| Task prompt |
Write out all the entries word for word, but skip any images.

| Records for the task |

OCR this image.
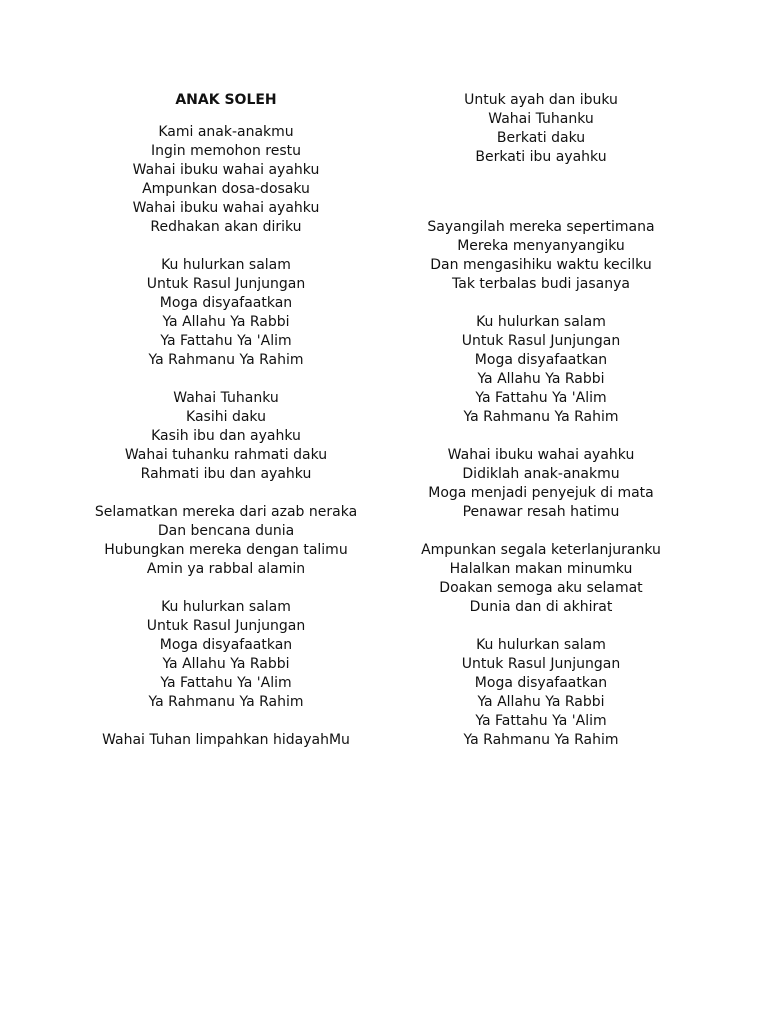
ANAK SOLEH
Kami anak-anakmu
Ingin memohon restu
Wahai ibuku wahai ayahku
Ampunkan dosa-dosaku
Wahai ibuku wahai ayahku
Redhakan akan diriku
Ku hulurkan salam
Untuk Rasul Junjungan
Moga disyafaatkan
Ya Allahu Ya Rabbi
Ya Fattahu Ya 'Alim
Ya Rahmanu Ya Rahim
Wahai Tuhanku
Kasihi daku
Kasih ibu dan ayahku
Wahai tuhanku rahmati daku
Rahmati ibu dan ayahku
Selamatkan mereka dari azab neraka
Dan bencana dunia
Hubungkan mereka dengan talimu
Amin ya rabbal alamin
Ku hulurkan salam
Untuk Rasul Junjungan
Moga disyafaatkan
Ya Allahu Ya Rabbi
Ya Fattahu Ya 'Alim
Ya Rahmanu Ya Rahim
Wahai Tuhan limpahkan hidayahMu
Untuk ayah dan ibuku
Wahai Tuhanku
Berkati daku
Berkati ibu ayahku
Sayangilah mereka sepertimana
Mereka menyanyangiku
Dan mengasihiku waktu kecilku
Tak terbalas budi jasanya
Ku hulurkan salam
Untuk Rasul Junjungan
Moga disyafaatkan
Ya Allahu Ya Rabbi
Ya Fattahu Ya 'Alim
Ya Rahmanu Ya Rahim
Wahai ibuku wahai ayahku
Didiklah anak-anakmu
Moga menjadi penyejuk di mata
Penawar resah hatimu
Ampunkan segala keterlanjuranku
Halalkan makan minumku
Doakan semoga aku selamat
Dunia dan di akhirat
Ku hulurkan salam
Untuk Rasul Junjungan
Moga disyafaatkan
Ya Allahu Ya Rabbi
Ya Fattahu Ya 'Alim
Ya Rahmanu Ya Rahim
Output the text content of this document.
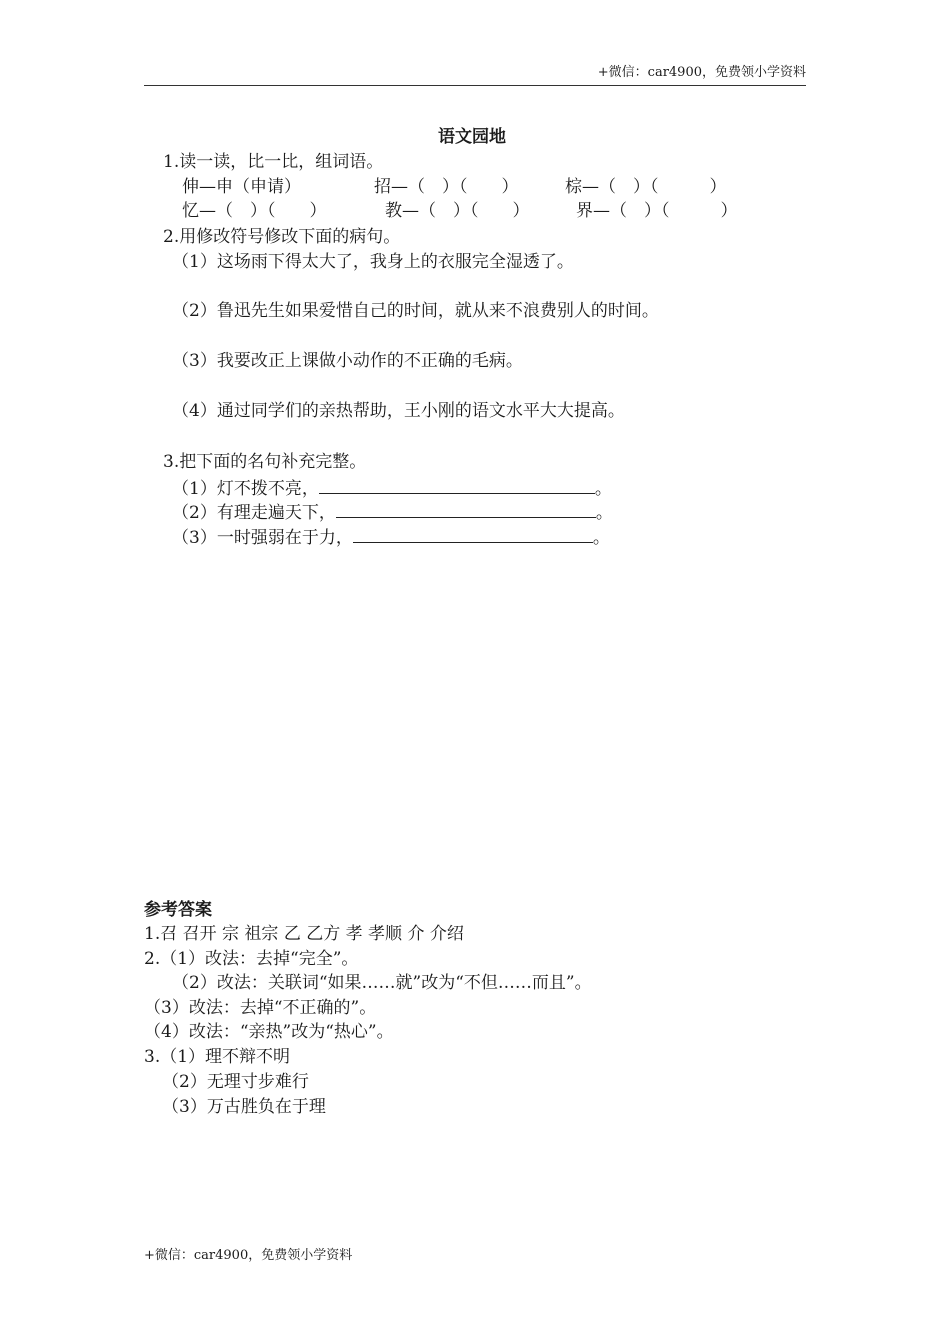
+微信：car4900，免费领小学资料
语文园地
1.读一读，比一比，组词语。
伸—申（申请）	招—（　）（　　）	棕—（　）（　　　）
忆—（　）（　　）	教—（　）（　　）	界—（　）（　　　）
2.用修改符号修改下面的病句。
（1）这场雨下得太大了，我身上的衣服完全湿透了。
（2）鲁迅先生如果爱惜自己的时间，就从来不浪费别人的时间。
（3）我要改正上课做小动作的不正确的毛病。
（4）通过同学们的亲热帮助，王小刚的语文水平大大提高。
3.把下面的名句补充完整。
（1）灯不拨不亮，	。
（2）有理走遍天下，	。
（3）一时强弱在于力，	。
参考答案
1.召 召开 宗 祖宗 乙 乙方 孝 孝顺 介 介绍
2.（1）改法：去掉“完全”。
（2）改法：关联词“如果……就”改为“不但……而且”。
（3）改法：去掉“不正确的”。
（4）改法：“亲热”改为“热心”。
3.（1）理不辩不明
（2）无理寸步难行
（3）万古胜负在于理
+微信：car4900，免费领小学资料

| Exercise answer |
OCR this image.
ANAK SOLEH
Kami anak-anakmu
Ingin memohon restu
Wahai ibuku wahai ayahku
Ampunkan dosa-dosaku
Wahai ibuku wahai ayahku
Redhakan akan diriku
Ku hulurkan salam
Untuk Rasul Junjungan
Moga disyafaatkan
Ya Allahu Ya Rabbi
Ya Fattahu Ya 'Alim
Ya Rahmanu Ya Rahim
Wahai Tuhanku
Kasihi daku
Kasih ibu dan ayahku
Wahai tuhanku rahmati daku
Rahmati ibu dan ayahku
Selamatkan mereka dari azab neraka
Dan bencana dunia
Hubungkan mereka dengan talimu
Amin ya rabbal alamin
Ku hulurkan salam
Untuk Rasul Junjungan
Moga disyafaatkan
Ya Allahu Ya Rabbi
Ya Fattahu Ya 'Alim
Ya Rahmanu Ya Rahim
Wahai Tuhan limpahkan hidayahMu
Untuk ayah dan ibuku
Wahai Tuhanku
Berkati daku
Berkati ibu ayahku
Sayangilah mereka sepertimana
Mereka menyanyangiku
Dan mengasihiku waktu kecilku
Tak terbalas budi jasanya
Ku hulurkan salam
Untuk Rasul Junjungan
Moga disyafaatkan
Ya Allahu Ya Rabbi
Ya Fattahu Ya 'Alim
Ya Rahmanu Ya Rahim
Wahai ibuku wahai ayahku
Didiklah anak-anakmu
Moga menjadi penyejuk di mata
Penawar resah hatimu
Ampunkan segala keterlanjuranku
Halalkan makan minumku
Doakan semoga aku selamat
Dunia dan di akhirat
Ku hulurkan salam
Untuk Rasul Junjungan
Moga disyafaatkan
Ya Allahu Ya Rabbi
Ya Fattahu Ya 'Alim
Ya Rahmanu Ya Rahim
Output the text content of this document.
+微信：car4900，免费领小学资料
语文园地
1.读一读，比一比，组词语。
伸—申（申请）	招—（　）（　　）	棕—（　）（　　　）
忆—（　）（　　）	教—（　）（　　）	界—（　）（　　　）
2.用修改符号修改下面的病句。
（1）这场雨下得太大了，我身上的衣服完全湿透了。
（2）鲁迅先生如果爱惜自己的时间，就从来不浪费别人的时间。
（3）我要改正上课做小动作的不正确的毛病。
（4）通过同学们的亲热帮助，王小刚的语文水平大大提高。
3.把下面的名句补充完整。
（1）灯不拨不亮，	。
（2）有理走遍天下，	。
（3）一时强弱在于力，	。
参考答案
1.召 召开 宗 祖宗 乙 乙方 孝 孝顺 介 介绍
2.（1）改法：去掉“完全”。
（2）改法：关联词“如果……就”改为“不但……而且”。
（3）改法：去掉“不正确的”。
（4）改法：“亲热”改为“热心”。
3.（1）理不辩不明
（2）无理寸步难行
（3）万古胜负在于理
+微信：car4900，免费领小学资料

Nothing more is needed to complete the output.